Work required: Transcribe the data that follows precisely, omitting nothing.

═════ Material for this task

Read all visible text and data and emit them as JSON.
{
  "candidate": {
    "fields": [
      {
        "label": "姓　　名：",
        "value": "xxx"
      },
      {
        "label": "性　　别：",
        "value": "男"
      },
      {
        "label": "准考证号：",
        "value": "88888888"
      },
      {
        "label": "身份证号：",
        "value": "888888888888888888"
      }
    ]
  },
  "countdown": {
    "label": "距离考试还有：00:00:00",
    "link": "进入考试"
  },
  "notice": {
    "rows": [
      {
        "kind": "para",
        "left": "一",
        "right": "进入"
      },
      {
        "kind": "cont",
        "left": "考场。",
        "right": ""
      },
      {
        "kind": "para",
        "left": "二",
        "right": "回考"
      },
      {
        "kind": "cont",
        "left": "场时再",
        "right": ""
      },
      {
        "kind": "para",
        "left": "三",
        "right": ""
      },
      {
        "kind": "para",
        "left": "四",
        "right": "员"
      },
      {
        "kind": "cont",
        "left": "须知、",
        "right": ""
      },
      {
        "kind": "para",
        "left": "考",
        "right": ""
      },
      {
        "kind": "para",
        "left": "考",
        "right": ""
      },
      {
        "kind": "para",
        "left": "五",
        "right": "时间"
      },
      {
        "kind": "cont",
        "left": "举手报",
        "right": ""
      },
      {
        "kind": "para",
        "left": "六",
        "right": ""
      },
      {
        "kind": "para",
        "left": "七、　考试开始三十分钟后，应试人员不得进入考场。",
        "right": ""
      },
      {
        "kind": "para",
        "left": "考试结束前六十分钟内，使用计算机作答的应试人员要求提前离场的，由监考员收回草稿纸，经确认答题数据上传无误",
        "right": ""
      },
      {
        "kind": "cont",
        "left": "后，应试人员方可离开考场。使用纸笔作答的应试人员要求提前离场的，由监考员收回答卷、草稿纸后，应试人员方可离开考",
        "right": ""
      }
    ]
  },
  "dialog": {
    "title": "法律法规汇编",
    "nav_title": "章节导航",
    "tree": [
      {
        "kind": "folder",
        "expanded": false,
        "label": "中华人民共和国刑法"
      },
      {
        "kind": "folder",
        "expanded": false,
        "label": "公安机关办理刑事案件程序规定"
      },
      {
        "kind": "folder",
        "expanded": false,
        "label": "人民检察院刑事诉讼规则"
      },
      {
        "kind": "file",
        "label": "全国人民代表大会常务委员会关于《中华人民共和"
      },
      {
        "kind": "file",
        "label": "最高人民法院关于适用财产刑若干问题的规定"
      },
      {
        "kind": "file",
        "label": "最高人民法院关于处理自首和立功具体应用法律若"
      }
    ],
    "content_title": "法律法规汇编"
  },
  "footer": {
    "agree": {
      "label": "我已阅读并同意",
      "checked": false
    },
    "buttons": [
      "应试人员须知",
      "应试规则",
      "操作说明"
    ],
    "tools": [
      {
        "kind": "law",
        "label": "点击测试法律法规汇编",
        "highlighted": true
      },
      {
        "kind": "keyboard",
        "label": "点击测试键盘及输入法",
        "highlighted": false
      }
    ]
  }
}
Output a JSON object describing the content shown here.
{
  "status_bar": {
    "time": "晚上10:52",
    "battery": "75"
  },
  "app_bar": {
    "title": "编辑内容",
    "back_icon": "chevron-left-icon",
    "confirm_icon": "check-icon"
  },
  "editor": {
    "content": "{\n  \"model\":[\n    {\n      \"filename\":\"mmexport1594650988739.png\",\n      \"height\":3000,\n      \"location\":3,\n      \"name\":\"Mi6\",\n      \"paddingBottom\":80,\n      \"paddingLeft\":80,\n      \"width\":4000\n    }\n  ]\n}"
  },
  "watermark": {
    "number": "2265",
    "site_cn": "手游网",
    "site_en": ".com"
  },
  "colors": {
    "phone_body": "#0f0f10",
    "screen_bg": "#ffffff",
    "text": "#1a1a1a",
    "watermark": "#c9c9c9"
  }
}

══════════

Solution to the exercise:
Read all visible text and data and emit them as JSON.
{
  "candidate": {
    "fields": [
      {
        "label": "姓　　名：",
        "value": "xxx"
      },
      {
        "label": "性　　别：",
        "value": "男"
      },
      {
        "label": "准考证号：",
        "value": "88888888"
      },
      {
        "label": "身份证号：",
        "value": "888888888888888888"
      }
    ]
  },
  "countdown": {
    "label": "距离考试还有：00:00:00",
    "link": "进入考试"
  },
  "notice": {
    "rows": [
      {
        "kind": "para",
        "left": "一",
        "right": "进入"
      },
      {
        "kind": "cont",
        "left": "考场。",
        "right": ""
      },
      {
        "kind": "para",
        "left": "二",
        "right": "回考"
      },
      {
        "kind": "cont",
        "left": "场时再",
        "right": ""
      },
      {
        "kind": "para",
        "left": "三",
        "right": ""
      },
      {
        "kind": "para",
        "left": "四",
        "right": "员"
      },
      {
        "kind": "cont",
        "left": "须知、",
        "right": ""
      },
      {
        "kind": "para",
        "left": "考",
        "right": ""
      },
      {
        "kind": "para",
        "left": "考",
        "right": ""
      },
      {
        "kind": "para",
        "left": "五",
        "right": "时间"
      },
      {
        "kind": "cont",
        "left": "举手报",
        "right": ""
      },
      {
        "kind": "para",
        "left": "六",
        "right": ""
      },
      {
        "kind": "para",
        "left": "七、　考试开始三十分钟后，应试人员不得进入考场。",
        "right": ""
      },
      {
        "kind": "para",
        "left": "考试结束前六十分钟内，使用计算机作答的应试人员要求提前离场的，由监考员收回草稿纸，经确认答题数据上传无误",
        "right": ""
      },
      {
        "kind": "cont",
        "left": "后，应试人员方可离开考场。使用纸笔作答的应试人员要求提前离场的，由监考员收回答卷、草稿纸后，应试人员方可离开考",
        "right": ""
      }
    ]
  },
  "dialog": {
    "title": "法律法规汇编",
    "nav_title": "章节导航",
    "tree": [
      {
        "kind": "folder",
        "expanded": false,
        "label": "中华人民共和国刑法"
      },
      {
        "kind": "folder",
        "expanded": false,
        "label": "公安机关办理刑事案件程序规定"
      },
      {
        "kind": "folder",
        "expanded": false,
        "label": "人民检察院刑事诉讼规则"
      },
      {
        "kind": "file",
        "label": "全国人民代表大会常务委员会关于《中华人民共和"
      },
      {
        "kind": "file",
        "label": "最高人民法院关于适用财产刑若干问题的规定"
      },
      {
        "kind": "file",
        "label": "最高人民法院关于处理自首和立功具体应用法律若"
      }
    ],
    "content_title": "法律法规汇编"
  },
  "footer": {
    "agree": {
      "label": "我已阅读并同意",
      "checked": false
    },
    "buttons": [
      "应试人员须知",
      "应试规则",
      "操作说明"
    ],
    "tools": [
      {
        "kind": "law",
        "label": "点击测试法律法规汇编",
        "highlighted": true
      },
      {
        "kind": "keyboard",
        "label": "点击测试键盘及输入法",
        "highlighted": false
      }
    ]
  }
}
Output a JSON object describing the content shown here.
{
  "status_bar": {
    "time": "晚上10:52",
    "battery": "75"
  },
  "app_bar": {
    "title": "编辑内容",
    "back_icon": "chevron-left-icon",
    "confirm_icon": "check-icon"
  },
  "editor": {
    "content": "{\n  \"model\":[\n    {\n      \"filename\":\"mmexport1594650988739.png\",\n      \"height\":3000,\n      \"location\":3,\n      \"name\":\"Mi6\",\n      \"paddingBottom\":80,\n      \"paddingLeft\":80,\n      \"width\":4000\n    }\n  ]\n}"
  },
  "watermark": {
    "number": "2265",
    "site_cn": "手游网",
    "site_en": ".com"
  },
  "colors": {
    "phone_body": "#0f0f10",
    "screen_bg": "#ffffff",
    "text": "#1a1a1a",
    "watermark": "#c9c9c9"
  }
}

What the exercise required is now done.